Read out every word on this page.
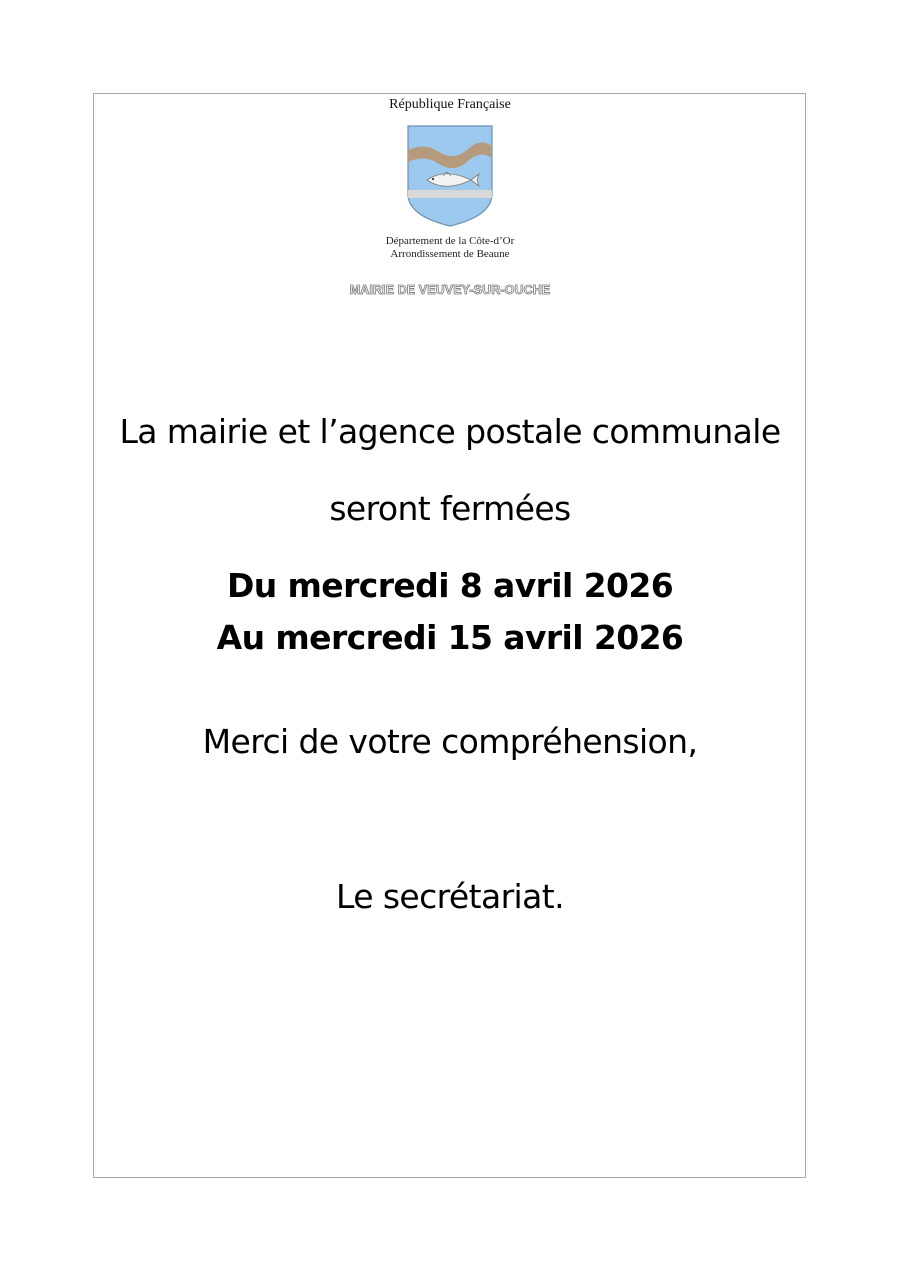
République Française
Département de la Côte-d’Or
Arrondissement de Beaune
MAIRIE DE VEUVEY-SUR-OUCHE
La mairie et l’agence postale communale
seront fermées
Du mercredi 8 avril 2026
Au mercredi 15 avril 2026
Merci de votre compréhension,
Le secrétariat.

= = = = =

▶ _WORK TO BE COMPLETED_: Each entry shown above must be quoted exactly, with its pictures left out.

▶ _TASK RESPONSE_:
Read out every word on this page.
République Française
Département de la Côte-d’Or
Arrondissement de Beaune
MAIRIE DE VEUVEY-SUR-OUCHE
La mairie et l’agence postale communale
seront fermées
Du mercredi 8 avril 2026
Au mercredi 15 avril 2026
Merci de votre compréhension,
Le secrétariat.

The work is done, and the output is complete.